_Material supplied:_

>>>>

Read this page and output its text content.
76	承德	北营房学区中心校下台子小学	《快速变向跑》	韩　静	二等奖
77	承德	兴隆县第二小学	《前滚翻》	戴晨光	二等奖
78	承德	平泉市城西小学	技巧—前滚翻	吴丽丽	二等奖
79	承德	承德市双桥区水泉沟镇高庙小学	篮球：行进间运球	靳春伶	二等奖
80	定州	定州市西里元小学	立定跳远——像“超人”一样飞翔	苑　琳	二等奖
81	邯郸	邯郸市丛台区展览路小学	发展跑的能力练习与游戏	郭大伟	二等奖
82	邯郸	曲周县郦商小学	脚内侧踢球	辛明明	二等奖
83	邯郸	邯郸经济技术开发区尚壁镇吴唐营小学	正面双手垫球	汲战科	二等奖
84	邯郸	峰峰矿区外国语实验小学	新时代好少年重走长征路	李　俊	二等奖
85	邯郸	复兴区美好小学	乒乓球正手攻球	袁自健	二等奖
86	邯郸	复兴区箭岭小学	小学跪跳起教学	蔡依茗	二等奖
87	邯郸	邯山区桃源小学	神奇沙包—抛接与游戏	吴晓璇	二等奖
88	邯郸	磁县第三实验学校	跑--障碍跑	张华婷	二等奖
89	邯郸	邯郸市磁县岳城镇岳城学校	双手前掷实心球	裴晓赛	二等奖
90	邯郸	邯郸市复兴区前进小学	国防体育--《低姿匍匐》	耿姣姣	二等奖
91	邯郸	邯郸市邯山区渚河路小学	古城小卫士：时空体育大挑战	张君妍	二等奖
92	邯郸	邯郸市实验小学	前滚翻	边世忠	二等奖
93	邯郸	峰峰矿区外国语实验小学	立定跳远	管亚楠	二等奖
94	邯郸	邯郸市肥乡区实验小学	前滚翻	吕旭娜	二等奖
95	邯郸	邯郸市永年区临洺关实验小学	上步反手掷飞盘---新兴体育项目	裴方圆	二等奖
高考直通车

<<<<

_Your objective:_ Copy the material above, line for line.

_Answer below:_
Read this page and output its text content.
76	承德	北营房学区中心校下台子小学	《快速变向跑》	韩　静	二等奖
77	承德	兴隆县第二小学	《前滚翻》	戴晨光	二等奖
78	承德	平泉市城西小学	技巧—前滚翻	吴丽丽	二等奖
79	承德	承德市双桥区水泉沟镇高庙小学	篮球：行进间运球	靳春伶	二等奖
80	定州	定州市西里元小学	立定跳远——像“超人”一样飞翔	苑　琳	二等奖
81	邯郸	邯郸市丛台区展览路小学	发展跑的能力练习与游戏	郭大伟	二等奖
82	邯郸	曲周县郦商小学	脚内侧踢球	辛明明	二等奖
83	邯郸	邯郸经济技术开发区尚壁镇吴唐营小学	正面双手垫球	汲战科	二等奖
84	邯郸	峰峰矿区外国语实验小学	新时代好少年重走长征路	李　俊	二等奖
85	邯郸	复兴区美好小学	乒乓球正手攻球	袁自健	二等奖
86	邯郸	复兴区箭岭小学	小学跪跳起教学	蔡依茗	二等奖
87	邯郸	邯山区桃源小学	神奇沙包—抛接与游戏	吴晓璇	二等奖
88	邯郸	磁县第三实验学校	跑--障碍跑	张华婷	二等奖
89	邯郸	邯郸市磁县岳城镇岳城学校	双手前掷实心球	裴晓赛	二等奖
90	邯郸	邯郸市复兴区前进小学	国防体育--《低姿匍匐》	耿姣姣	二等奖
91	邯郸	邯郸市邯山区渚河路小学	古城小卫士：时空体育大挑战	张君妍	二等奖
92	邯郸	邯郸市实验小学	前滚翻	边世忠	二等奖
93	邯郸	峰峰矿区外国语实验小学	立定跳远	管亚楠	二等奖
94	邯郸	邯郸市肥乡区实验小学	前滚翻	吕旭娜	二等奖
95	邯郸	邯郸市永年区临洺关实验小学	上步反手掷飞盘---新兴体育项目	裴方圆	二等奖
高考直通车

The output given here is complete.